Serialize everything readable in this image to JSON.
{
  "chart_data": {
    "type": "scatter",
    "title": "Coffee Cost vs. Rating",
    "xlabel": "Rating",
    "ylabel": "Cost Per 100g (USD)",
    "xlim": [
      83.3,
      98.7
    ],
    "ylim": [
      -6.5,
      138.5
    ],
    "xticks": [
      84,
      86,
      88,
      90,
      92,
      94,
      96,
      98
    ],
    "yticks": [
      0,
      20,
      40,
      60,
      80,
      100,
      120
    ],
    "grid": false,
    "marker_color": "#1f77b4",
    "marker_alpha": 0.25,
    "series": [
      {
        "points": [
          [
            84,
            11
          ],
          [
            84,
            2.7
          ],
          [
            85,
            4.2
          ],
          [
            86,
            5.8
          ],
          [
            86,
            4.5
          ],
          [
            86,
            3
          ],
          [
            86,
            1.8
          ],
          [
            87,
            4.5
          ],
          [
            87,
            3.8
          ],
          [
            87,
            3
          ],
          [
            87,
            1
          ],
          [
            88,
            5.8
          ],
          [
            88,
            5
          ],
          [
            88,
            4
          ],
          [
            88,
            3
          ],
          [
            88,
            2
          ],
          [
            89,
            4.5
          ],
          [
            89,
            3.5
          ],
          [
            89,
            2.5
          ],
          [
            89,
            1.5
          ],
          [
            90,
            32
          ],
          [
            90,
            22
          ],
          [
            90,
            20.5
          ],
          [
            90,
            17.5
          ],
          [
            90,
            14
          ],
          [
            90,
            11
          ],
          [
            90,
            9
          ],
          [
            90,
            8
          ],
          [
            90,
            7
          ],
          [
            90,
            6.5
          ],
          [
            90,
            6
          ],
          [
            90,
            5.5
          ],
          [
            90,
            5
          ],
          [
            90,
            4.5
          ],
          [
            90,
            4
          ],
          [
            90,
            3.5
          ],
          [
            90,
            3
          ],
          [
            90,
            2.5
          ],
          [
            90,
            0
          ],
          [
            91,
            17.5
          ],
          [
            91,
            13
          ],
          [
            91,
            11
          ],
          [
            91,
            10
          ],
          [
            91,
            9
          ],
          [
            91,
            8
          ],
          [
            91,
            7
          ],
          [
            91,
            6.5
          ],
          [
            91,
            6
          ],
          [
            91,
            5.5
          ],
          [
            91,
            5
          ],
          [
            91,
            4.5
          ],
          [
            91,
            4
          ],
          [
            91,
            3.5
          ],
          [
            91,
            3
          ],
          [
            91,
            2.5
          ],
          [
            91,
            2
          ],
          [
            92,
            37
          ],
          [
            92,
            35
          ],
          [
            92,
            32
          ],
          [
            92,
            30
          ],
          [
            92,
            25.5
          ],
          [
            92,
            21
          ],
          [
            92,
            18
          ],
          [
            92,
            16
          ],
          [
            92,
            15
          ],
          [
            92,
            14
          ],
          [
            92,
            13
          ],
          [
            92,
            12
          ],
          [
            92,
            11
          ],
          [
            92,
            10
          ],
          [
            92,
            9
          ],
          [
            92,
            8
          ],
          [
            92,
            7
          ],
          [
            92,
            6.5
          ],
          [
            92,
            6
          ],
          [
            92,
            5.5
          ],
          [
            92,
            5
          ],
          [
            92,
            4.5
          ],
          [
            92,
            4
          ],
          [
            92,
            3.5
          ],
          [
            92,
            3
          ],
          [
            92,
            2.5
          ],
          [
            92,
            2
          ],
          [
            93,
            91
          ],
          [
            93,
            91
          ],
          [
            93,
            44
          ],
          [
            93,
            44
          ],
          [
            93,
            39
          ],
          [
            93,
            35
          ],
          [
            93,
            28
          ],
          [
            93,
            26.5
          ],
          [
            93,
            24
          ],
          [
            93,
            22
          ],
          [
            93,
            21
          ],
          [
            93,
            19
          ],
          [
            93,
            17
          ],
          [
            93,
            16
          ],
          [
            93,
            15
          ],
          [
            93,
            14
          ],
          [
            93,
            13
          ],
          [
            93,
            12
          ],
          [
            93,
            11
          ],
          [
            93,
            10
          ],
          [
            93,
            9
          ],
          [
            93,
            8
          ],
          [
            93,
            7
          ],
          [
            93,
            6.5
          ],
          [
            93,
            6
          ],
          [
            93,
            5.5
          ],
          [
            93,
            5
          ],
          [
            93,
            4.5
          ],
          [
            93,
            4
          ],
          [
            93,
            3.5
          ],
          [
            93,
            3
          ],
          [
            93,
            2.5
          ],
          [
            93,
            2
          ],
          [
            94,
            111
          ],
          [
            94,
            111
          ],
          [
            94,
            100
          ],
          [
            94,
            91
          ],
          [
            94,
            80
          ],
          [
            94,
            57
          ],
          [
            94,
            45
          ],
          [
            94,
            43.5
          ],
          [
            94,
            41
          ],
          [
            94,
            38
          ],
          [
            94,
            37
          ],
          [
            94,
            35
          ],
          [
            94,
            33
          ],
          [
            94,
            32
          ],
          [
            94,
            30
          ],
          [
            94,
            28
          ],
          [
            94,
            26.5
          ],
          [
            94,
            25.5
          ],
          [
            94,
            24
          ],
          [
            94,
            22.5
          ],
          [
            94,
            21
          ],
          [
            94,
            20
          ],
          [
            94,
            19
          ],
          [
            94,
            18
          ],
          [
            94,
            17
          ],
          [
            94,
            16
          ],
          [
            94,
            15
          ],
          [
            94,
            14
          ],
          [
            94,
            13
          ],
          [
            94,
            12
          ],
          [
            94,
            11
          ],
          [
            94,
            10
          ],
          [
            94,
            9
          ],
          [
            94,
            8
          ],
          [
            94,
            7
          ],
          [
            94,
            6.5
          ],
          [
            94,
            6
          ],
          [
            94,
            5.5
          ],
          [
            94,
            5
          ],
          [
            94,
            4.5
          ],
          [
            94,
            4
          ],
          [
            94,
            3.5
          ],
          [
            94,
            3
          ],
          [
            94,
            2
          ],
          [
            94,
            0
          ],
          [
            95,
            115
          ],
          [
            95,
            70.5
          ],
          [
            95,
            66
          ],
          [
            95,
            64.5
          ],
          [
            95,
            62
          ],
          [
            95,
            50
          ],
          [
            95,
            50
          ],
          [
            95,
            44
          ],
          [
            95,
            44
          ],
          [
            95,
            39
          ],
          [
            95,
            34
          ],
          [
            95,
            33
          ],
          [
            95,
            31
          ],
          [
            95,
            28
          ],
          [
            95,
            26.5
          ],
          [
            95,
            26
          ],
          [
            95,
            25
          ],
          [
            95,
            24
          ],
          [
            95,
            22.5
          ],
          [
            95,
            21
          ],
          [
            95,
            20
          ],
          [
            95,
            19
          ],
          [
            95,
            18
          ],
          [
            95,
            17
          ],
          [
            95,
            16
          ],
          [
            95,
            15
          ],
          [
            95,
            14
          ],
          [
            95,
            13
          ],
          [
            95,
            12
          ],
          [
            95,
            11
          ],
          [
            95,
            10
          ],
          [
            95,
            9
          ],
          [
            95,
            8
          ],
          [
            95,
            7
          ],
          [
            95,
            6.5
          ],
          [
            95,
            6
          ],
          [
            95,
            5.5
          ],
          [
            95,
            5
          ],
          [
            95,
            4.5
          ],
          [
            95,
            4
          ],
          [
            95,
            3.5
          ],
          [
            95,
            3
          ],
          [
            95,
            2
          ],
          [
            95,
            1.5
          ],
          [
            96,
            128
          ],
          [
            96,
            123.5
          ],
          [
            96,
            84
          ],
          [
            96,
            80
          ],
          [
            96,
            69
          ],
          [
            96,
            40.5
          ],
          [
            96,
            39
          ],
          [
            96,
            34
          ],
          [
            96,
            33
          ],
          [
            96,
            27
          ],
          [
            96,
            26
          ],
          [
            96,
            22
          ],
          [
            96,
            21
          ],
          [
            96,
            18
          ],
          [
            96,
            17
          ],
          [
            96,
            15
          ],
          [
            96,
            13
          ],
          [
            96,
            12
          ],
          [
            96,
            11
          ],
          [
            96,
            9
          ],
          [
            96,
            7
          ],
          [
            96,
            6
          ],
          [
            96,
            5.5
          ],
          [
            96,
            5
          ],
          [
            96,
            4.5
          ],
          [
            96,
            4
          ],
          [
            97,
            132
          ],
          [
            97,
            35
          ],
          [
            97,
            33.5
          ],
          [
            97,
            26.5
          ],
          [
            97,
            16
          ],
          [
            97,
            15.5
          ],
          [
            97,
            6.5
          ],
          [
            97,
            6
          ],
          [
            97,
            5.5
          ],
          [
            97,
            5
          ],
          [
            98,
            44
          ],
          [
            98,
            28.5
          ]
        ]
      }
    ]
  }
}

* * * * *

### Short task
Of all the lines in the listing above, how many include "Cost"? Write only the number.

### Task output
2